━━━━━ GIVEN DATA

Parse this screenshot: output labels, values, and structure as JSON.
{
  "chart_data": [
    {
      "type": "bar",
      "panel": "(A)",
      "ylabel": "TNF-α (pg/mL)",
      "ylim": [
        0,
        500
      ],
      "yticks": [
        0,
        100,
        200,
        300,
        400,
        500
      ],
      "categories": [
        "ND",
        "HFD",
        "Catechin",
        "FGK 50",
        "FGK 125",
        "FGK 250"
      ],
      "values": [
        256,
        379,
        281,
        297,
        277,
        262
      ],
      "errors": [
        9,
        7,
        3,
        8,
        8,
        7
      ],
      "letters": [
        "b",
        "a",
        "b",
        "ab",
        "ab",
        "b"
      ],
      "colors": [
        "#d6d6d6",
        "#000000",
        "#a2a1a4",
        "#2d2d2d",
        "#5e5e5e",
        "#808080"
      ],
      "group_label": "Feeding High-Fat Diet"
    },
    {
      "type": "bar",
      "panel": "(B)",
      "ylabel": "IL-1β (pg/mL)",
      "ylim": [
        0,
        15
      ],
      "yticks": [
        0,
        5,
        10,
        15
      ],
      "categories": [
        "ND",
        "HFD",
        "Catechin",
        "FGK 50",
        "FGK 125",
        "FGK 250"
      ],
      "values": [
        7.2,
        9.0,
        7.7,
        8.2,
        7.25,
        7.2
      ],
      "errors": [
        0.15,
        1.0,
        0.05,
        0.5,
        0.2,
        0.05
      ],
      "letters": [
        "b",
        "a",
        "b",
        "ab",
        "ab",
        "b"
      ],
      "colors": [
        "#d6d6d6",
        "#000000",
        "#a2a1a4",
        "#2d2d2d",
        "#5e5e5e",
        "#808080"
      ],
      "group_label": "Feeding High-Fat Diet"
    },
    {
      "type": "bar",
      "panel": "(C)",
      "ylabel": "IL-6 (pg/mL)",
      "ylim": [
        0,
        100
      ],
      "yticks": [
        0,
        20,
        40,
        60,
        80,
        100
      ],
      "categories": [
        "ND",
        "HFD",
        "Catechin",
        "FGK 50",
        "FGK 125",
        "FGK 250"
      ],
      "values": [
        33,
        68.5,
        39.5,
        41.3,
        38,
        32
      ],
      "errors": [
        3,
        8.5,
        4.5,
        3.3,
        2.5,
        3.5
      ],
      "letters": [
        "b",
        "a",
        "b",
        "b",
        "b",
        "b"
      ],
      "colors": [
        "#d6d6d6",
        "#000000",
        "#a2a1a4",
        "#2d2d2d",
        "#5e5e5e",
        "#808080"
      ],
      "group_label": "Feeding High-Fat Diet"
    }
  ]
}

━━━━━━━━━━

**TASK INSTRUCTIONS**
For the data above, state how many lines contain "ylabel"; the number is the whole answer.

**RESPONSE TO THIS EXERCISE**
3